> **Aim**
Omit every picture and write out the rest of the records exactly.

++++ Exercise materials ++++

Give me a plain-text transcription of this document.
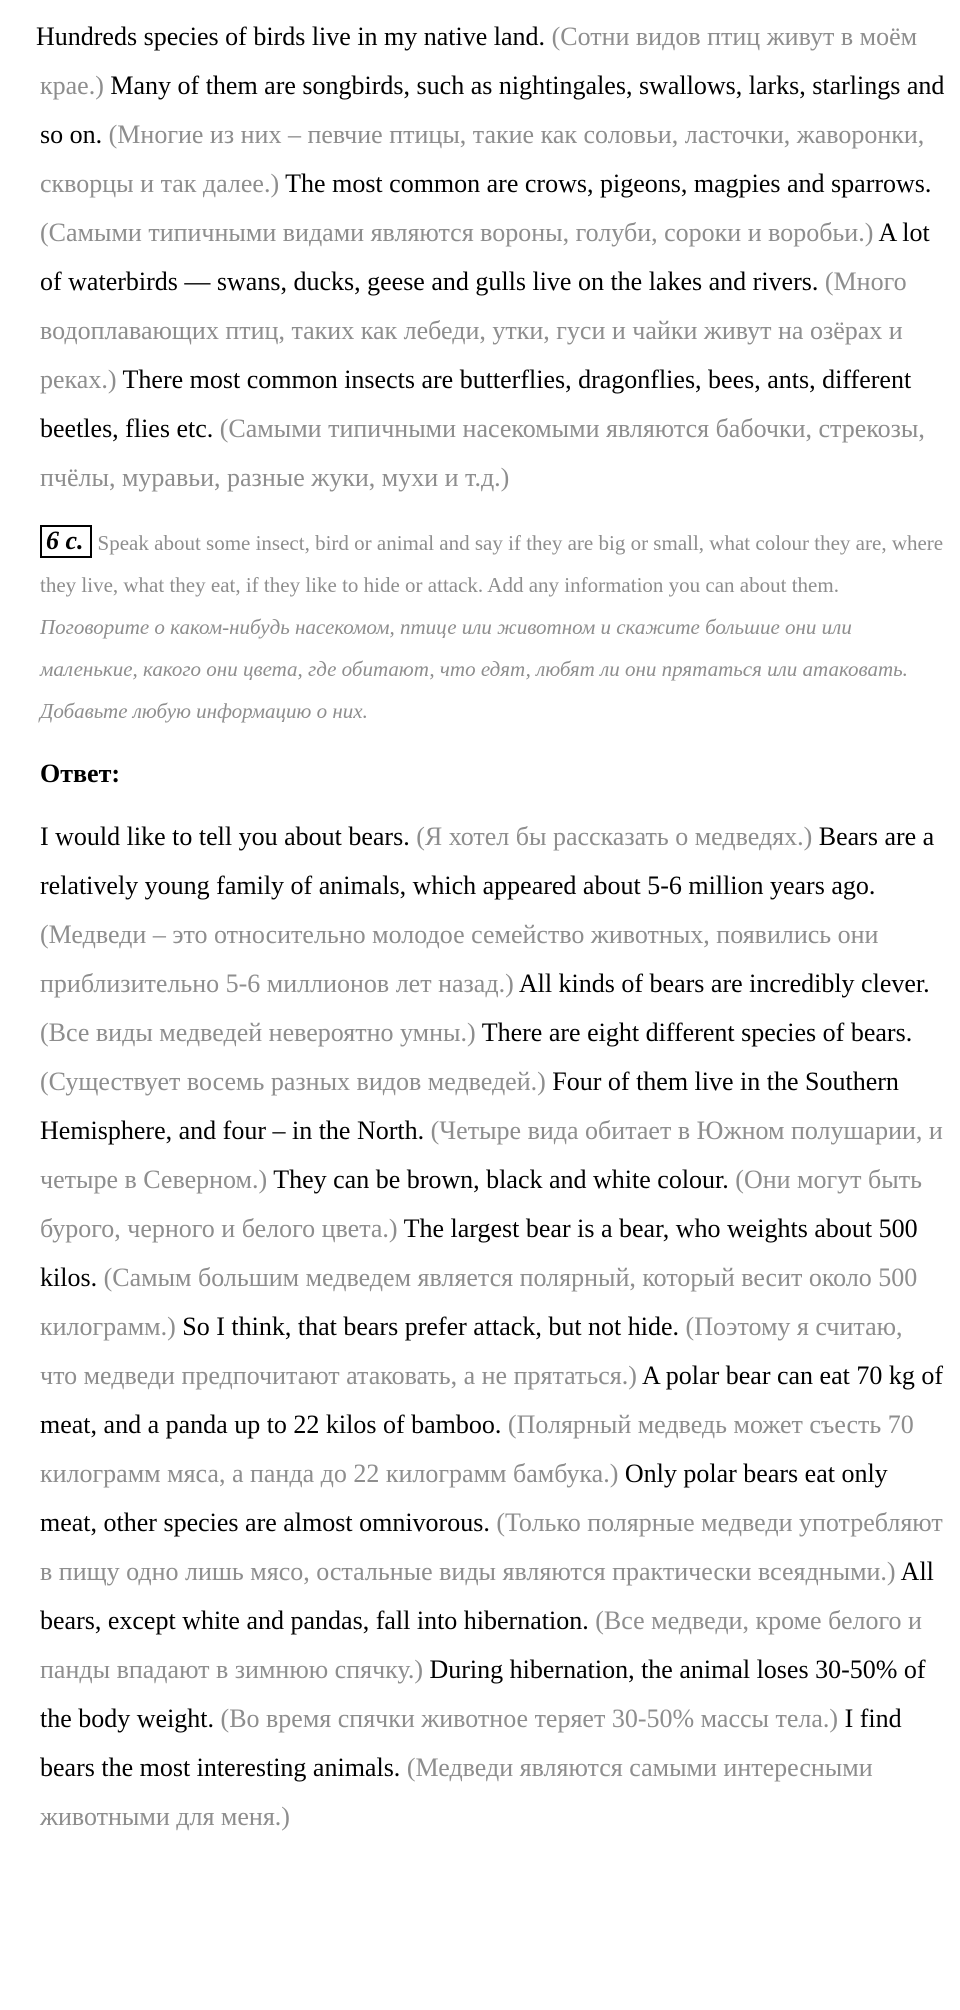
Hundreds species of birds live in my native land. (Сотни видов птиц живут в моём крае.) Many of them are songbirds, such as nightingales, swallows, larks, starlings and so on. (Многие из них – певчие птицы, такие как соловьи, ласточки, жаворонки, скворцы и так далее.) The most common are crows, pigeons, magpies and sparrows. (Самыми типичными видами являются вороны, голуби, сороки и воробьи.) A lot of waterbirds — swans, ducks, geese and gulls live on the lakes and rivers. (Много водоплавающих птиц, таких как лебеди, утки, гуси и чайки живут на озёрах и реках.) There most common insects are butterflies, dragonflies, bees, ants, different beetles, flies etc. (Самыми типичными насекомыми являются бабочки, стрекозы, пчёлы, муравьи, разные жуки, мухи и т.д.)

6 c. Speak about some insect, bird or animal and say if they are big or small, what colour they are, where they live, what they eat, if they like to hide or attack. Add any information you can about them.

Поговорите о каком-нибудь насекомом, птице или животном и скажите большие они или маленькие, какого они цвета, где обитают, что едят, любят ли они прятаться или атаковать. Добавьте любую информацию о них.

Ответ:

I would like to tell you about bears. (Я хотел бы рассказать о медведях.) Bears are a relatively young family of animals, which appeared about 5-6 million years ago. (Медведи – это относительно молодое семейство животных, появились они приблизительно 5-6 миллионов лет назад.) All kinds of bears are incredibly clever. (Все виды медведей невероятно умны.) There are eight different species of bears. (Существует восемь разных видов медведей.) Four of them live in the Southern Hemisphere, and four – in the North. (Четыре вида обитает в Южном полушарии, и четыре в Северном.) They can be brown, black and white colour. (Они могут быть бурого, черного и белого цвета.) The largest bear is a bear, who weights about 500 kilos. (Самым большим медведем является полярный, который весит около 500 килограмм.) So I think, that bears prefer attack, but not hide. (Поэтому я считаю, что медведи предпочитают атаковать, а не прятаться.) A polar bear can eat 70 kg of meat, and a panda up to 22 kilos of bamboo. (Полярный медведь может съесть 70 килограмм мяса, а панда до 22 килограмм бамбука.) Only polar bears eat only meat, other species are almost omnivorous. (Только полярные медведи употребляют в пищу одно лишь мясо, остальные виды являются практически всеядными.) All bears, except white and pandas, fall into hibernation. (Все медведи, кроме белого и панды впадают в зимнюю спячку.) During hibernation, the animal loses 30-50% of the body weight. (Во время спячки животное теряет 30-50% массы тела.) I find bears the most interesting animals. (Медведи являются самыми интересными животными для меня.)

++++

> **Output of the exercise**
Give me a plain-text transcription of this document.
Hundreds species of birds live in my native land. (Сотни видов птиц живут в моём крае.) Many of them are songbirds, such as nightingales, swallows, larks, starlings and so on. (Многие из них – певчие птицы, такие как соловьи, ласточки, жаворонки, скворцы и так далее.) The most common are crows, pigeons, magpies and sparrows. (Самыми типичными видами являются вороны, голуби, сороки и воробьи.) A lot of waterbirds — swans, ducks, geese and gulls live on the lakes and rivers. (Много водоплавающих птиц, таких как лебеди, утки, гуси и чайки живут на озёрах и реках.) There most common insects are butterflies, dragonflies, bees, ants, different beetles, flies etc. (Самыми типичными насекомыми являются бабочки, стрекозы, пчёлы, муравьи, разные жуки, мухи и т.д.)

6 c. Speak about some insect, bird or animal and say if they are big or small, what colour they are, where they live, what they eat, if they like to hide or attack. Add any information you can about them.

Поговорите о каком-нибудь насекомом, птице или животном и скажите большие они или маленькие, какого они цвета, где обитают, что едят, любят ли они прятаться или атаковать. Добавьте любую информацию о них.

Ответ:

I would like to tell you about bears. (Я хотел бы рассказать о медведях.) Bears are a relatively young family of animals, which appeared about 5-6 million years ago. (Медведи – это относительно молодое семейство животных, появились они приблизительно 5-6 миллионов лет назад.) All kinds of bears are incredibly clever. (Все виды медведей невероятно умны.) There are eight different species of bears. (Существует восемь разных видов медведей.) Four of them live in the Southern Hemisphere, and four – in the North. (Четыре вида обитает в Южном полушарии, и четыре в Северном.) They can be brown, black and white colour. (Они могут быть бурого, черного и белого цвета.) The largest bear is a bear, who weights about 500 kilos. (Самым большим медведем является полярный, который весит около 500 килограмм.) So I think, that bears prefer attack, but not hide. (Поэтому я считаю, что медведи предпочитают атаковать, а не прятаться.) A polar bear can eat 70 kg of meat, and a panda up to 22 kilos of bamboo. (Полярный медведь может съесть 70 килограмм мяса, а панда до 22 килограмм бамбука.) Only polar bears eat only meat, other species are almost omnivorous. (Только полярные медведи употребляют в пищу одно лишь мясо, остальные виды являются практически всеядными.) All bears, except white and pandas, fall into hibernation. (Все медведи, кроме белого и панды впадают в зимнюю спячку.) During hibernation, the animal loses 30-50% of the body weight. (Во время спячки животное теряет 30-50% массы тела.) I find bears the most interesting animals. (Медведи являются самыми интересными животными для меня.)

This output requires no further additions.